··· DOCUMENT SEGMENT ···

Utilities for working with ZARR data and AIND metadata
Project description
aind-zarr-utils
A Python utility library developed by Allen Institute for Neural Dynamics for working with ZARR files and AIND metadata. This package enables converting ZARR datasets to SimpleITK and ANTs images, processing neuroimaging annotation data from Neuroglancer, and handling anatomical coordinate transformations.
Key Features
- ZARR ↔ Image Conversion: Convert ZARR datasets to SimpleITK and ANTs images with proper coordinate system handling
- Neuroglancer Integration: Process annotation layers and coordinate transforms from Neuroglancer
- Coordinate Transformations: Handle point transformations from image space to anatomical space (LPS coordinates)
- Multi-source JSON Reading: Unified JSON loading from local files, HTTP URLs, and S3 URIs
- Pipeline-specific Corrections: Version-based spatial domain corrections for pipeline compatibility
- S3 Integration: Built-in support for AWS S3 with caching and anonymous access
- CCF Registration: Pipeline-specific coordinate transformations and CCF registration utilities
Usage
aind_zarr_utils provides an anatomically aware platform for interacting with AIND Zarr images and their corresponding metadata.
To load an image, first read the metadata:
from aind_s3_cache.json_utils import get_json
metadata_path = 'path_to_metadata'
metadata = {'acquisition':get_json(metadata_path)}
you can then use the "zarr_to_ants" or "zarr_to_sitk" to load the zarr as an ANTs image or SITK image, respectively. i.e.:
from aind_zarr_utils.zarr import zarr_to_ants,zarr_to_sitk
channel_path = 'path_to_image'
level = 3 # Zarr level to read
ants_image = zarr_to_ants(channel_path, metadata, level=level)
sitk_image = zarr_to_sitk(channel_path, metadata, level=level)
In some cases, it is useful to interact with point data in image space, without explicitly loading the underlying image. In this case, aind_zarr_utils allows for the use of a "stub" image. Here, an empty sitk image will be loaded. This image will have origin, direction, and spacing that match the full image, but takes up minimal space in memory. Once a stub image is loaded, regular SITK functions for moving from, for example, indices to physical space can be used.
from aind_zarr_utils.zarr import zarr_to_sitk_stub
sitk_stub = zarr_to_sitk_stub(channel_path,metadata,level
Stub images are particularly useful when dealing with points annotated in image space. aind_zarr_utils includes functionality for reading neuroglancer annotations. Since neuroglancer itself is not anatomically aware, this operation also depends on knowledge of the metadata. i.e.:
neuroglancer_json = get_json('path_to_neuroglancer.json')

···

▶ WORK TO COMPLETE:
**a.** Which organization developed aind-zarr-utils, according to its project description?
**b.** Summarize the aind-zarr-utils project description in two sentences.
**c.** Carry the aind-zarr-utils project description forward from the point where it stops.

··· EXTRACTED DATA ···

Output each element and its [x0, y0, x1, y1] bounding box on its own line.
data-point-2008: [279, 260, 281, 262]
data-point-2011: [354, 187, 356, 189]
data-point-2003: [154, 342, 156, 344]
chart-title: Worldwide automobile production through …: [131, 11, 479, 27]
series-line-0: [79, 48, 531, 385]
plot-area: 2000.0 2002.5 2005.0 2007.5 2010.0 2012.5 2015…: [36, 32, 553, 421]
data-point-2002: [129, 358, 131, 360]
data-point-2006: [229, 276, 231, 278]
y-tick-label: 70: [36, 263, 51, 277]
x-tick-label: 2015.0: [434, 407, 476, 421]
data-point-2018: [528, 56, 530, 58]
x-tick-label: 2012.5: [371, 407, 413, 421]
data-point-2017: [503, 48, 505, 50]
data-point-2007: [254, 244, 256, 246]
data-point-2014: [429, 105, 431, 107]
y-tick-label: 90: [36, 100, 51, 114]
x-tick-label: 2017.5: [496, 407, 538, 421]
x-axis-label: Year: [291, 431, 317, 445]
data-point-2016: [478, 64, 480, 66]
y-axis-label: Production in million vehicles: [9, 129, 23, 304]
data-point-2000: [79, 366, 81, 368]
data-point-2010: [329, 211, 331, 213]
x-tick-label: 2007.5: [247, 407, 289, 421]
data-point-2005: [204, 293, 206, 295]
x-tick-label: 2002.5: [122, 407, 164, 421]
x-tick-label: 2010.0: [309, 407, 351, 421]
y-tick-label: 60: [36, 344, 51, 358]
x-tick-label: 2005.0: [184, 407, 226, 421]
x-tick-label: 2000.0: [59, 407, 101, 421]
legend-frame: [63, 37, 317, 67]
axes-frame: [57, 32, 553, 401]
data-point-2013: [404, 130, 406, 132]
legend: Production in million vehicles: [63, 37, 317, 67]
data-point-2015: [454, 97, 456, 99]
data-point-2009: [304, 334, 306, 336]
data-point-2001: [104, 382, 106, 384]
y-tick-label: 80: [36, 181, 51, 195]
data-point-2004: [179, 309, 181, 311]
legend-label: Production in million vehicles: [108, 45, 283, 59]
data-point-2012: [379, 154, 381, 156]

···

▶ RESPONSES TO THE EXERCISE:
**a.** The Allen Institute for Neural Dynamics.

**b.** aind-zarr-utils is a Python library for working with ZARR files and AIND metadata. It converts ZARR datasets to SimpleITK and ANTs images, processes Neuroglancer annotation data, handles anatomical coordinate transformations, and can load a "stub" image that has the full image's origin, direction, and spacing while using minimal memory.

**c.**
points_neuroglancer_indicies,_ = neuroglancer_annotations_to_indices(neuroglancer_json)
points_image_anatomical = annotation_indices_to_anatomical(stub,points_neuroglancer_indicies)
Basic ZARR to Image Conversion
from aind_zarr_utils import zarr_to_ants, zarr_to_sitk, zarr_to_sitk_stub
# Convert ZARR to ANTs image with anatomical coordinates
ants_img = zarr_to_ants(zarr_uri, metadata, level=3, scale_unit="millimeter")
# Convert ZARR to SimpleITK image
sitk_img = zarr_to_sitk(zarr_uri, metadata, level=3, scale_unit="millimeter")
# Create stub image for coordinate transformations only
stub_img = zarr_to_sitk_stub(zarr_uri, metadata, level=0)
Processing Neuroglancer Annotations
from aind_zarr_utils import neuroglancer_annotations_to_indices, neuroglancer_annotations_to_anatomical
# Get points in voxel indices
annotations, descriptions = neuroglancer_annotations_to_indices(neuroglancer_data)
# Transform to anatomical coordinates (LPS)
physical_points, descriptions = neuroglancer_annotations_to_anatomical(
neuroglancer_data, zarr_uri, metadata, scale_unit="millimeter"
)
Multi-source JSON Loading
from aind_zarr_utils import get_json
# Automatically handles local files, URLs, and S3 URIs
data = get_json("s3://aind-open-data/path/to/file.json")
data = get_json("https://example.com/data.json")
data = get_json("/local/path/data.json")
Pipeline-specific Domain Corrections
from aind_zarr_utils import mimic_pipeline_zarr_to_anatomical_stub, neuroglancer_to_ccf
# Create stub with pipeline version-specific corrections
pipeline_stub = mimic_pipeline_zarr_to_anatomical_stub(
zarr_uri, metadata, processing_data
)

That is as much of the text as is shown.